• **Stated task**:
Quote all of the data that follows exactly as written, skipping the images.

_ _ _

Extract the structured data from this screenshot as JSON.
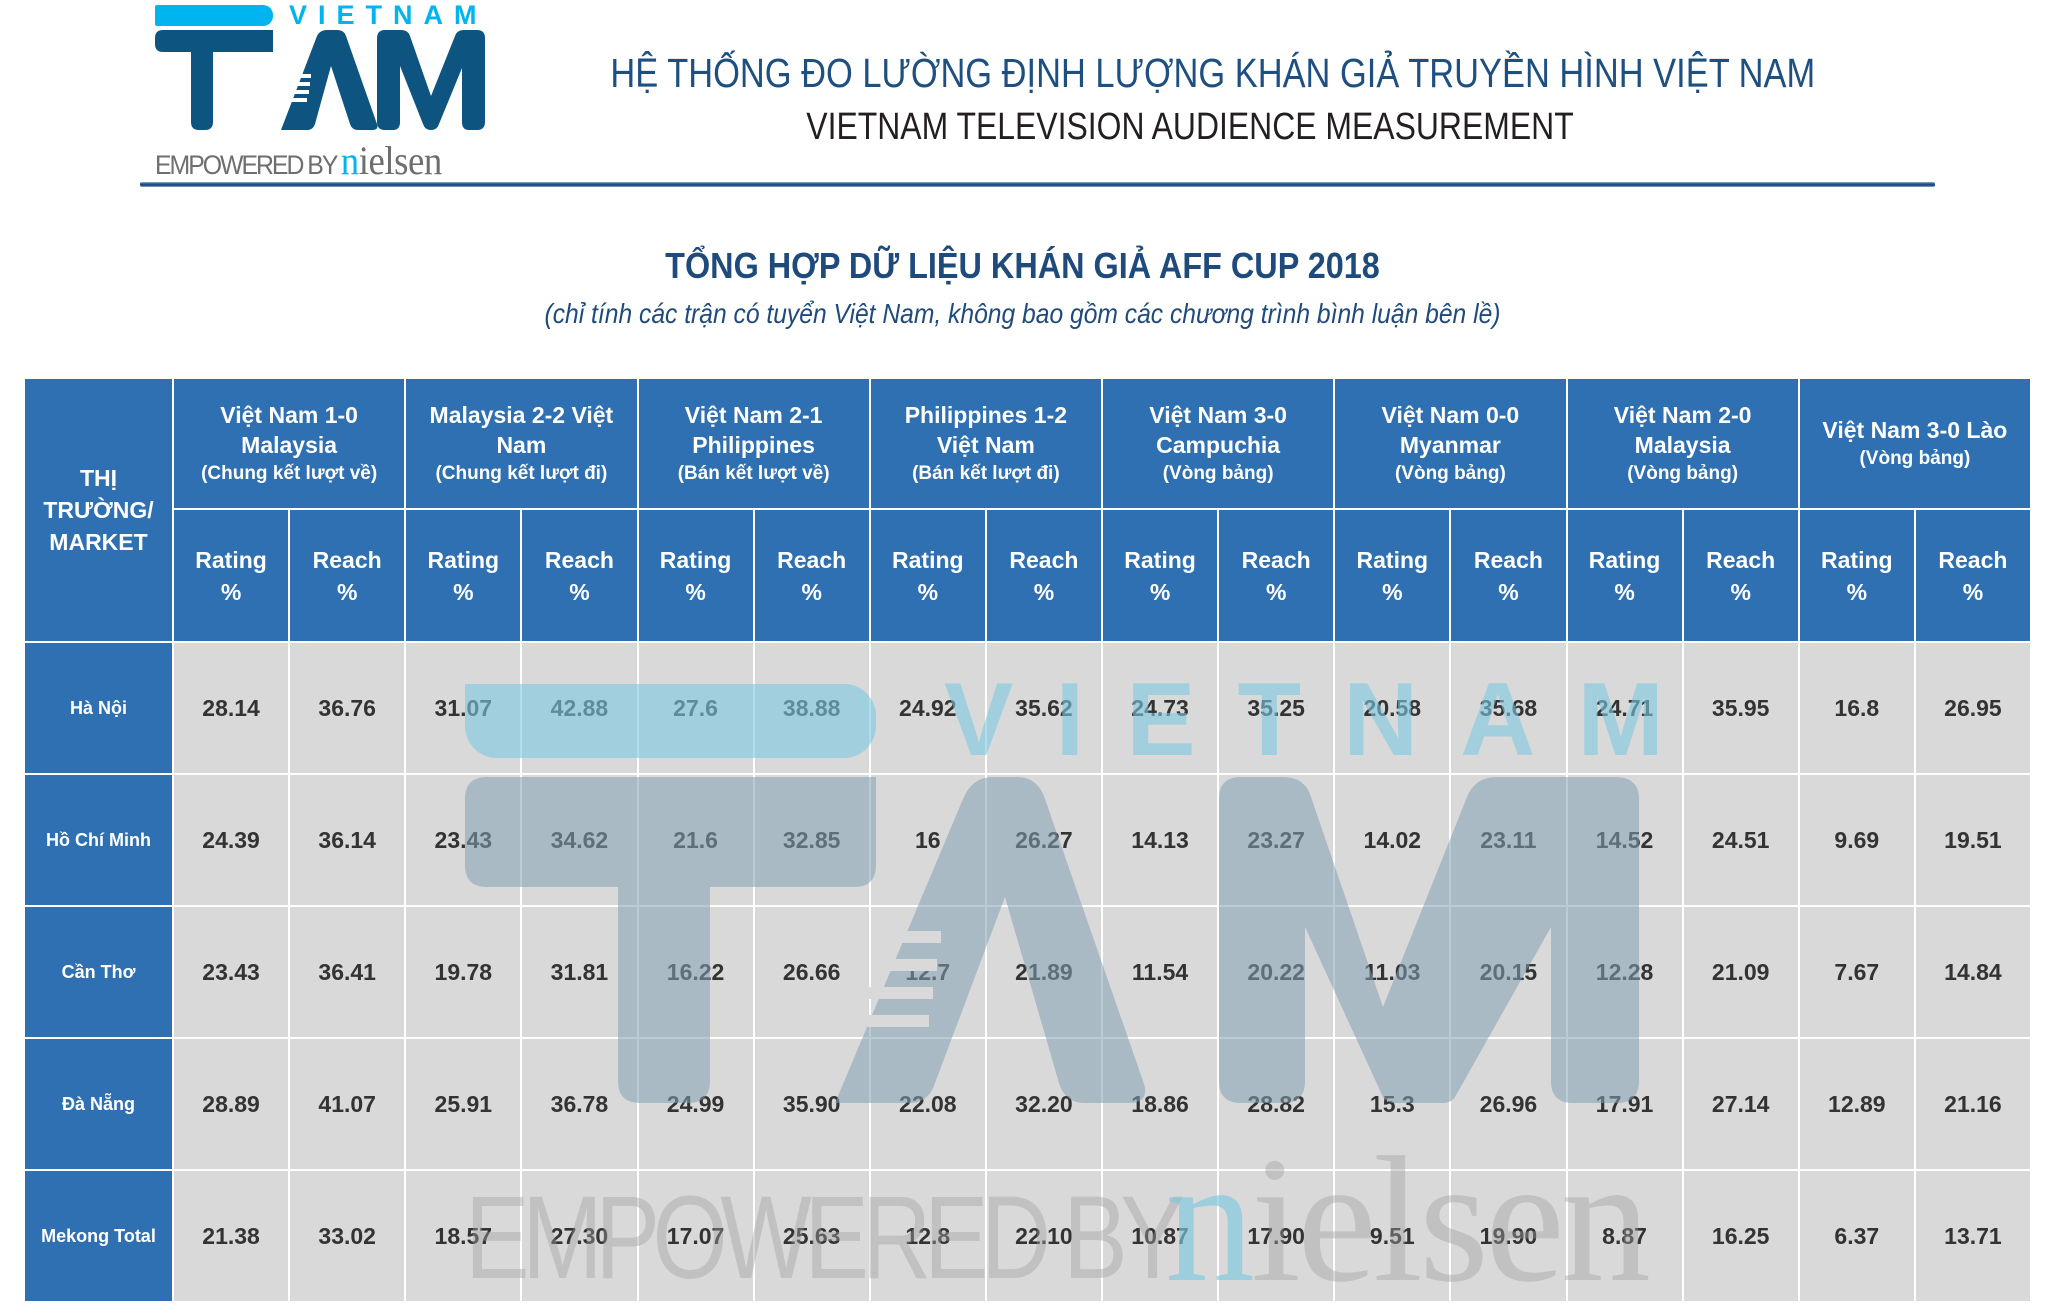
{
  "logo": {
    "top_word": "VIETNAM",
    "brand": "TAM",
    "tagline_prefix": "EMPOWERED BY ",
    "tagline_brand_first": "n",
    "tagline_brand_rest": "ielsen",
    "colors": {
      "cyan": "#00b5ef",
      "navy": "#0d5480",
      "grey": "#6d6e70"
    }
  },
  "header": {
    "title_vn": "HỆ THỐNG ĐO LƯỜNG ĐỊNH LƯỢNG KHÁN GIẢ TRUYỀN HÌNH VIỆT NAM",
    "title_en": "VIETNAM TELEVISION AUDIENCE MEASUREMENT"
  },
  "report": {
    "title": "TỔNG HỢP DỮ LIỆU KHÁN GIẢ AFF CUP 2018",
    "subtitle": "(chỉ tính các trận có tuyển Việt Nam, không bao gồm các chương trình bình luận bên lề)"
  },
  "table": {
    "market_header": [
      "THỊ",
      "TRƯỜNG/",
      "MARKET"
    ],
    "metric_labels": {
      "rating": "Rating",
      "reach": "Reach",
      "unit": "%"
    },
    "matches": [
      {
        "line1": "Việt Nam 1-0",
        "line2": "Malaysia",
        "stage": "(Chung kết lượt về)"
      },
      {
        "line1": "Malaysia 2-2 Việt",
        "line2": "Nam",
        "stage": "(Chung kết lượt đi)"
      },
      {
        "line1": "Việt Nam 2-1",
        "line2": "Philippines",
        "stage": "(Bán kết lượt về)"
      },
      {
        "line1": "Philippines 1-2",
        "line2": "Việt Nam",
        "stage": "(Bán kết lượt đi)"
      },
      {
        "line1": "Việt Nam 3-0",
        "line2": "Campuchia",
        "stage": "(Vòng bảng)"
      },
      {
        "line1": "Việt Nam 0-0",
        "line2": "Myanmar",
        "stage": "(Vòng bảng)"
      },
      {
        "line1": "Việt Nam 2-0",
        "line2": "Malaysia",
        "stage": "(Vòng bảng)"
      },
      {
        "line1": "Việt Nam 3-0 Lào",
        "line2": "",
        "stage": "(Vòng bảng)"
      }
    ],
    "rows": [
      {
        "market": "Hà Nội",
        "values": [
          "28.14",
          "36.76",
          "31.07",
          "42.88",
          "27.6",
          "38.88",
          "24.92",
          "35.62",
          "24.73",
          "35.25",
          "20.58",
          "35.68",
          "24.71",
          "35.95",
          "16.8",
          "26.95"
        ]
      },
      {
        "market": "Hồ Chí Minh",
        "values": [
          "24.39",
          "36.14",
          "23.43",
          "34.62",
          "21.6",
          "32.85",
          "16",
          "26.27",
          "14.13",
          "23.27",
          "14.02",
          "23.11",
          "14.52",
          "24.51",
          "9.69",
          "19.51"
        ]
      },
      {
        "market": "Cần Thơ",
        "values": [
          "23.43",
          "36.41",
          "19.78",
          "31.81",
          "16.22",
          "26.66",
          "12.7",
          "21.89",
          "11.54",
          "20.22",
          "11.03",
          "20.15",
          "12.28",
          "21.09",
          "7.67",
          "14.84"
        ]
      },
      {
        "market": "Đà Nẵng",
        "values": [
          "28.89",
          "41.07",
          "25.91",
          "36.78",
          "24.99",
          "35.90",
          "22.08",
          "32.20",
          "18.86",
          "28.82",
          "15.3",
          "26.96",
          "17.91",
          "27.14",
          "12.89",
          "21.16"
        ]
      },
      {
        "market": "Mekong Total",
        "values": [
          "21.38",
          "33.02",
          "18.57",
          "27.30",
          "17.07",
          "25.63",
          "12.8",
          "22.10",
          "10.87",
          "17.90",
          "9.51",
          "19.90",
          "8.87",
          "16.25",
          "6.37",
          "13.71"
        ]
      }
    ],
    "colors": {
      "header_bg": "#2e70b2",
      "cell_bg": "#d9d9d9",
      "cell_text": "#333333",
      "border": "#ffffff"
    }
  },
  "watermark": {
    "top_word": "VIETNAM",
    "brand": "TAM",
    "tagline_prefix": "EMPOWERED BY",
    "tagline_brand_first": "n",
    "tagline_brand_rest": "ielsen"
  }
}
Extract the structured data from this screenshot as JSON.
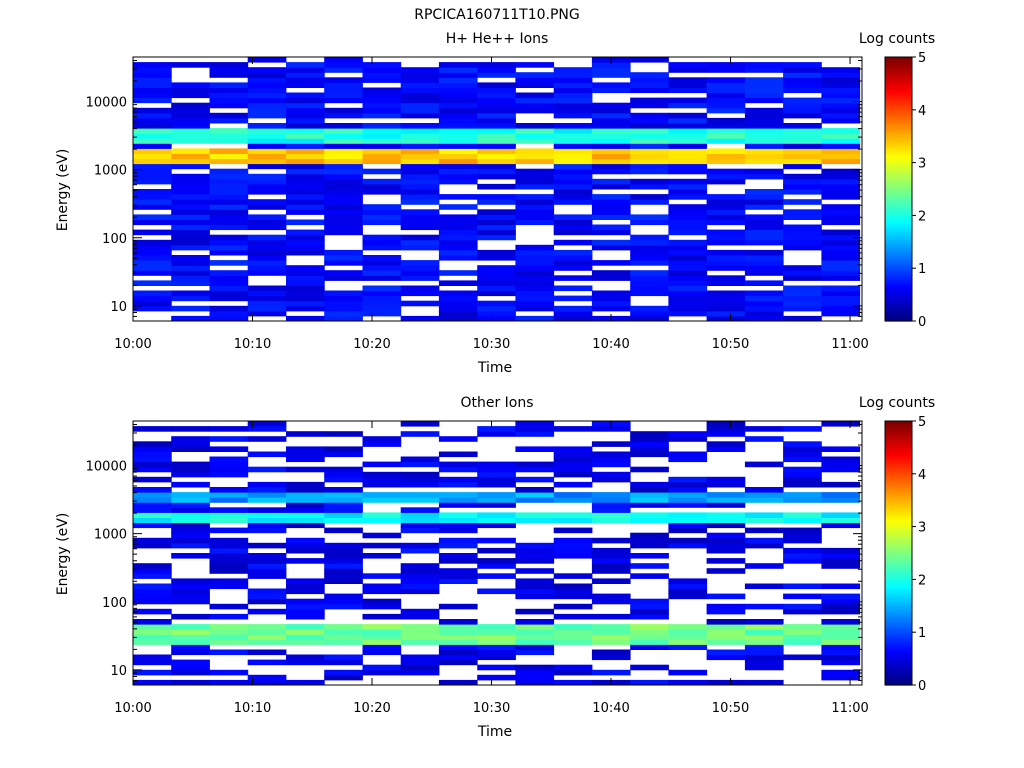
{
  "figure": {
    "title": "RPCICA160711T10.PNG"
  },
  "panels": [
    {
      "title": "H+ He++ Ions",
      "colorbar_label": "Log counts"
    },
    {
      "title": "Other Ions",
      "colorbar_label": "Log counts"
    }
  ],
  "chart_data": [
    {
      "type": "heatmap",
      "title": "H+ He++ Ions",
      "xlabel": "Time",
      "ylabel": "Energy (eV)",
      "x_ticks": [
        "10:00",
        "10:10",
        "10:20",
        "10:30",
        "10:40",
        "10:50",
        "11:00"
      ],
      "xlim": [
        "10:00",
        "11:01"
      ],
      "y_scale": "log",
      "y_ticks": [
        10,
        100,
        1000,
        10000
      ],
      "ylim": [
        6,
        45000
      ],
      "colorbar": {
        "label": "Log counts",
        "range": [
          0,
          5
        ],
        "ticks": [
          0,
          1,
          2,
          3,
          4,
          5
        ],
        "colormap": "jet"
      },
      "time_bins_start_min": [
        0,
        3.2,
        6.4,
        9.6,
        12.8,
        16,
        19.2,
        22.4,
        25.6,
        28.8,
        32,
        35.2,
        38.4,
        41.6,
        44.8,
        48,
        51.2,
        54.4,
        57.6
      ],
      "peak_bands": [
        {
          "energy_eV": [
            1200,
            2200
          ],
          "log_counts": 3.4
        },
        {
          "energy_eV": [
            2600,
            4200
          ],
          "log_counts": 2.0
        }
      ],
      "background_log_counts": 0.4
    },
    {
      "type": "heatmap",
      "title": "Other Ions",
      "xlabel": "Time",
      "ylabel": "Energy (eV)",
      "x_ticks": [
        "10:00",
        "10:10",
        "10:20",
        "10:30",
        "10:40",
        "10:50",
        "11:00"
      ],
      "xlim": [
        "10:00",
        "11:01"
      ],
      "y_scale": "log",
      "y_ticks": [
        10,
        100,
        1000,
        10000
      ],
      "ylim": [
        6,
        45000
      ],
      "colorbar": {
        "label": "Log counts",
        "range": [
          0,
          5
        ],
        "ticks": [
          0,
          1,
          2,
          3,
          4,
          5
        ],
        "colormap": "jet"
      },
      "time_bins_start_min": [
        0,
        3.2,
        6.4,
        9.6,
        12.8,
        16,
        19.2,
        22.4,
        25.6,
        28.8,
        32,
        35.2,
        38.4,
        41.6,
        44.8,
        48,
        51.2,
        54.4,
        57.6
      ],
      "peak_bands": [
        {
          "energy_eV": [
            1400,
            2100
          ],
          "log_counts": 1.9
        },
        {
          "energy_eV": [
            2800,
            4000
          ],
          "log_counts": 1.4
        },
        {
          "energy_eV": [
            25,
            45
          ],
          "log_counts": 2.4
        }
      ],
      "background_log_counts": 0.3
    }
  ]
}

_ _ _

• **Exercise solution**:
Extract the structured data from this screenshot as JSON.
{
  "logo": {
    "top_word": "VIETNAM",
    "brand": "TAM",
    "tagline_prefix": "EMPOWERED BY ",
    "tagline_brand_first": "n",
    "tagline_brand_rest": "ielsen",
    "colors": {
      "cyan": "#00b5ef",
      "navy": "#0d5480",
      "grey": "#6d6e70"
    }
  },
  "header": {
    "title_vn": "HỆ THỐNG ĐO LƯỜNG ĐỊNH LƯỢNG KHÁN GIẢ TRUYỀN HÌNH VIỆT NAM",
    "title_en": "VIETNAM TELEVISION AUDIENCE MEASUREMENT"
  },
  "report": {
    "title": "TỔNG HỢP DỮ LIỆU KHÁN GIẢ AFF CUP 2018",
    "subtitle": "(chỉ tính các trận có tuyển Việt Nam, không bao gồm các chương trình bình luận bên lề)"
  },
  "table": {
    "market_header": [
      "THỊ",
      "TRƯỜNG/",
      "MARKET"
    ],
    "metric_labels": {
      "rating": "Rating",
      "reach": "Reach",
      "unit": "%"
    },
    "matches": [
      {
        "line1": "Việt Nam 1-0",
        "line2": "Malaysia",
        "stage": "(Chung kết lượt về)"
      },
      {
        "line1": "Malaysia 2-2 Việt",
        "line2": "Nam",
        "stage": "(Chung kết lượt đi)"
      },
      {
        "line1": "Việt Nam 2-1",
        "line2": "Philippines",
        "stage": "(Bán kết lượt về)"
      },
      {
        "line1": "Philippines 1-2",
        "line2": "Việt Nam",
        "stage": "(Bán kết lượt đi)"
      },
      {
        "line1": "Việt Nam 3-0",
        "line2": "Campuchia",
        "stage": "(Vòng bảng)"
      },
      {
        "line1": "Việt Nam 0-0",
        "line2": "Myanmar",
        "stage": "(Vòng bảng)"
      },
      {
        "line1": "Việt Nam 2-0",
        "line2": "Malaysia",
        "stage": "(Vòng bảng)"
      },
      {
        "line1": "Việt Nam 3-0 Lào",
        "line2": "",
        "stage": "(Vòng bảng)"
      }
    ],
    "rows": [
      {
        "market": "Hà Nội",
        "values": [
          "28.14",
          "36.76",
          "31.07",
          "42.88",
          "27.6",
          "38.88",
          "24.92",
          "35.62",
          "24.73",
          "35.25",
          "20.58",
          "35.68",
          "24.71",
          "35.95",
          "16.8",
          "26.95"
        ]
      },
      {
        "market": "Hồ Chí Minh",
        "values": [
          "24.39",
          "36.14",
          "23.43",
          "34.62",
          "21.6",
          "32.85",
          "16",
          "26.27",
          "14.13",
          "23.27",
          "14.02",
          "23.11",
          "14.52",
          "24.51",
          "9.69",
          "19.51"
        ]
      },
      {
        "market": "Cần Thơ",
        "values": [
          "23.43",
          "36.41",
          "19.78",
          "31.81",
          "16.22",
          "26.66",
          "12.7",
          "21.89",
          "11.54",
          "20.22",
          "11.03",
          "20.15",
          "12.28",
          "21.09",
          "7.67",
          "14.84"
        ]
      },
      {
        "market": "Đà Nẵng",
        "values": [
          "28.89",
          "41.07",
          "25.91",
          "36.78",
          "24.99",
          "35.90",
          "22.08",
          "32.20",
          "18.86",
          "28.82",
          "15.3",
          "26.96",
          "17.91",
          "27.14",
          "12.89",
          "21.16"
        ]
      },
      {
        "market": "Mekong Total",
        "values": [
          "21.38",
          "33.02",
          "18.57",
          "27.30",
          "17.07",
          "25.63",
          "12.8",
          "22.10",
          "10.87",
          "17.90",
          "9.51",
          "19.90",
          "8.87",
          "16.25",
          "6.37",
          "13.71"
        ]
      }
    ],
    "colors": {
      "header_bg": "#2e70b2",
      "cell_bg": "#d9d9d9",
      "cell_text": "#333333",
      "border": "#ffffff"
    }
  },
  "watermark": {
    "top_word": "VIETNAM",
    "brand": "TAM",
    "tagline_prefix": "EMPOWERED BY",
    "tagline_brand_first": "n",
    "tagline_brand_rest": "ielsen"
  }
}
Extract the structured data from this screenshot as JSON.
{
  "figure": {
    "title": "RPCICA160711T10.PNG"
  },
  "panels": [
    {
      "title": "H+ He++ Ions",
      "colorbar_label": "Log counts"
    },
    {
      "title": "Other Ions",
      "colorbar_label": "Log counts"
    }
  ],
  "chart_data": [
    {
      "type": "heatmap",
      "title": "H+ He++ Ions",
      "xlabel": "Time",
      "ylabel": "Energy (eV)",
      "x_ticks": [
        "10:00",
        "10:10",
        "10:20",
        "10:30",
        "10:40",
        "10:50",
        "11:00"
      ],
      "xlim": [
        "10:00",
        "11:01"
      ],
      "y_scale": "log",
      "y_ticks": [
        10,
        100,
        1000,
        10000
      ],
      "ylim": [
        6,
        45000
      ],
      "colorbar": {
        "label": "Log counts",
        "range": [
          0,
          5
        ],
        "ticks": [
          0,
          1,
          2,
          3,
          4,
          5
        ],
        "colormap": "jet"
      },
      "time_bins_start_min": [
        0,
        3.2,
        6.4,
        9.6,
        12.8,
        16,
        19.2,
        22.4,
        25.6,
        28.8,
        32,
        35.2,
        38.4,
        41.6,
        44.8,
        48,
        51.2,
        54.4,
        57.6
      ],
      "peak_bands": [
        {
          "energy_eV": [
            1200,
            2200
          ],
          "log_counts": 3.4
        },
        {
          "energy_eV": [
            2600,
            4200
          ],
          "log_counts": 2.0
        }
      ],
      "background_log_counts": 0.4
    },
    {
      "type": "heatmap",
      "title": "Other Ions",
      "xlabel": "Time",
      "ylabel": "Energy (eV)",
      "x_ticks": [
        "10:00",
        "10:10",
        "10:20",
        "10:30",
        "10:40",
        "10:50",
        "11:00"
      ],
      "xlim": [
        "10:00",
        "11:01"
      ],
      "y_scale": "log",
      "y_ticks": [
        10,
        100,
        1000,
        10000
      ],
      "ylim": [
        6,
        45000
      ],
      "colorbar": {
        "label": "Log counts",
        "range": [
          0,
          5
        ],
        "ticks": [
          0,
          1,
          2,
          3,
          4,
          5
        ],
        "colormap": "jet"
      },
      "time_bins_start_min": [
        0,
        3.2,
        6.4,
        9.6,
        12.8,
        16,
        19.2,
        22.4,
        25.6,
        28.8,
        32,
        35.2,
        38.4,
        41.6,
        44.8,
        48,
        51.2,
        54.4,
        57.6
      ],
      "peak_bands": [
        {
          "energy_eV": [
            1400,
            2100
          ],
          "log_counts": 1.9
        },
        {
          "energy_eV": [
            2800,
            4000
          ],
          "log_counts": 1.4
        },
        {
          "energy_eV": [
            25,
            45
          ],
          "log_counts": 2.4
        }
      ],
      "background_log_counts": 0.3
    }
  ]
}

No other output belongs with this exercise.